- **Figure contents as structured data**
────────────────────

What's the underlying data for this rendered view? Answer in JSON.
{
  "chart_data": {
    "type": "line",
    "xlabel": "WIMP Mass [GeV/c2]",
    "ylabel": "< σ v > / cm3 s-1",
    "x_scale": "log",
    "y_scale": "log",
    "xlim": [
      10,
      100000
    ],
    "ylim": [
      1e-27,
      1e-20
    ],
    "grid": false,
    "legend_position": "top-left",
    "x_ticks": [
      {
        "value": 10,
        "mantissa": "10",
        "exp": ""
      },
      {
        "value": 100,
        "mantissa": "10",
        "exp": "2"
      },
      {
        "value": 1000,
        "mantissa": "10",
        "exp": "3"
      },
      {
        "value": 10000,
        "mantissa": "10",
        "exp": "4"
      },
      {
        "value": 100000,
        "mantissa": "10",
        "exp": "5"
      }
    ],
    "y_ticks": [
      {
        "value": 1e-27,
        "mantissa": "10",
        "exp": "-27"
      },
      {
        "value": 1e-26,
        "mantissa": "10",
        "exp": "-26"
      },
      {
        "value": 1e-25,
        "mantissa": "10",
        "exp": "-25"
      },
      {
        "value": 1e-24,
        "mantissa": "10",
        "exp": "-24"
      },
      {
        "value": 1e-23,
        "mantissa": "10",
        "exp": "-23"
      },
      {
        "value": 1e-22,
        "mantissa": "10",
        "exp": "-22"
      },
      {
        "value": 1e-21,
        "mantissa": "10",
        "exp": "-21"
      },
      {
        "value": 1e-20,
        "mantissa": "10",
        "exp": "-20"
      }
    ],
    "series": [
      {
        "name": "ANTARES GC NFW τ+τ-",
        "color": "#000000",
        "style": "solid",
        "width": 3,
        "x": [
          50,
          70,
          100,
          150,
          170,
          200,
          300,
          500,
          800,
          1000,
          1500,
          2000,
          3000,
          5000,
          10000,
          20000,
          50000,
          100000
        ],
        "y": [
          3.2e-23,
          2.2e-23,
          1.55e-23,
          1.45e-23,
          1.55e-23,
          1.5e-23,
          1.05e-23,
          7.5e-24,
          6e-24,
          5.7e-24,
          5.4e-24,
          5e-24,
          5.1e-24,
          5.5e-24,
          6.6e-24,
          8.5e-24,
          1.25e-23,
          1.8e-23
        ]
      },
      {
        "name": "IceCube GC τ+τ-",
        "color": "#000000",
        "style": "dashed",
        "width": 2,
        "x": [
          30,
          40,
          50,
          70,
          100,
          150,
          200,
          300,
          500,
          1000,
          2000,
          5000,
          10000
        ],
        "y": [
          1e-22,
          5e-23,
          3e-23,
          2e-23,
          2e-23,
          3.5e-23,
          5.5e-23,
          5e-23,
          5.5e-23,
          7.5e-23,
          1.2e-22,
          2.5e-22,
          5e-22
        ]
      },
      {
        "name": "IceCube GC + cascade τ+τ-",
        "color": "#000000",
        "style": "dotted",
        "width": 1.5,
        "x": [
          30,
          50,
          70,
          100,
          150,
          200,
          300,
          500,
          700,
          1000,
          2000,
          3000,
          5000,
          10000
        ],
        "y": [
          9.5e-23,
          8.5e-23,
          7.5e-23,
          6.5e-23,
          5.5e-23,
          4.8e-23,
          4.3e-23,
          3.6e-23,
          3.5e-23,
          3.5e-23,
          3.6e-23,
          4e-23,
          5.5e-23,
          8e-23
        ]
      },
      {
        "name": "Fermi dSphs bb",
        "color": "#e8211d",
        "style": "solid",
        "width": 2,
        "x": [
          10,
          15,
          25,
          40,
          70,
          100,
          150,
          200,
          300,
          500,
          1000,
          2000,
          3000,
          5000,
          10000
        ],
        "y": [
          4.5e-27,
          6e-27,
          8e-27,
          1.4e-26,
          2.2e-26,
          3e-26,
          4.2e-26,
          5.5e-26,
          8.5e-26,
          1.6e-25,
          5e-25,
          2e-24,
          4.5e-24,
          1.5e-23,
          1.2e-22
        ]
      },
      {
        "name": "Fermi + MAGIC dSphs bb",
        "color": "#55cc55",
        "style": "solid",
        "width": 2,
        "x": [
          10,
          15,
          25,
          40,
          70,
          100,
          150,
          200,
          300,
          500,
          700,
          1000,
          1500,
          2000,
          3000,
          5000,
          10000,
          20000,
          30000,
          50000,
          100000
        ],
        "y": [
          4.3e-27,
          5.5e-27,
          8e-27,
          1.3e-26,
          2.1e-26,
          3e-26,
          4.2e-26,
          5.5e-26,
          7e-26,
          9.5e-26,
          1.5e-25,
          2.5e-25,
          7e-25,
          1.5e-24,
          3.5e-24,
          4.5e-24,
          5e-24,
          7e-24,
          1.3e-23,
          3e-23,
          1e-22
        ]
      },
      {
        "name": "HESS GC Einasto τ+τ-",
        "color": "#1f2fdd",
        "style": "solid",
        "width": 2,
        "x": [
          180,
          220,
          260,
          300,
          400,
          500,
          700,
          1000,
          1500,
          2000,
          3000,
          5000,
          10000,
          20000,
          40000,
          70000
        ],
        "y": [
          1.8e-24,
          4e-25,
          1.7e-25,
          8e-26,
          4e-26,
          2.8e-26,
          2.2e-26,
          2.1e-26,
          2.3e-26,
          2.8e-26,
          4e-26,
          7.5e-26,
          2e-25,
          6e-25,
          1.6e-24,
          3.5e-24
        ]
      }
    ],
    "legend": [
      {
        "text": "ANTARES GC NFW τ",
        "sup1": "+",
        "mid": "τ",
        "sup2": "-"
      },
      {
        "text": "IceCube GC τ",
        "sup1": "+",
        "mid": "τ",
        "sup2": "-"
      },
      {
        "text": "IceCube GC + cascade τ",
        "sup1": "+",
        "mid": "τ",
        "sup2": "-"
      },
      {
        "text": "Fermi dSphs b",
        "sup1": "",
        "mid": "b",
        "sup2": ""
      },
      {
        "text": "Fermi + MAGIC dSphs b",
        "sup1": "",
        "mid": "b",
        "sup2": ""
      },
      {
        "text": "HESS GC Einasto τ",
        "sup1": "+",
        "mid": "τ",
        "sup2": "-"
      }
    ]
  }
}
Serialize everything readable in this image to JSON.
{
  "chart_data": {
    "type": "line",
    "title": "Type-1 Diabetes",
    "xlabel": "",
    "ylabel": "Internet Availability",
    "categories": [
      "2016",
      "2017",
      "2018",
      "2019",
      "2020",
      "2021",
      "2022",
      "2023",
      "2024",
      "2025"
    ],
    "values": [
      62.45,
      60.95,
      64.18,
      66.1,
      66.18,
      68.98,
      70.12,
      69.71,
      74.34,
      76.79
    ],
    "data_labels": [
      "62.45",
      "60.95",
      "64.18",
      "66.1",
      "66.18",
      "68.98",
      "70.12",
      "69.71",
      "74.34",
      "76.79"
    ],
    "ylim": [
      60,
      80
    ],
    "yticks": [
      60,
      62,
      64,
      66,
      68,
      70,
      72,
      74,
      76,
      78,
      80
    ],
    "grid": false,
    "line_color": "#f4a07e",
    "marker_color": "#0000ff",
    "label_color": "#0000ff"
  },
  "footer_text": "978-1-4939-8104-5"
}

────────────────────

Select all lines in the listing that include the word "name".

- **Answer to the problem**
        "name": "ANTARES GC NFW τ+τ-",
        "name": "IceCube GC τ+τ-",
        "name": "IceCube GC + cascade τ+τ-",
        "name": "Fermi dSphs bb",
        "name": "Fermi + MAGIC dSphs bb",
        "name": "HESS GC Einasto τ+τ-",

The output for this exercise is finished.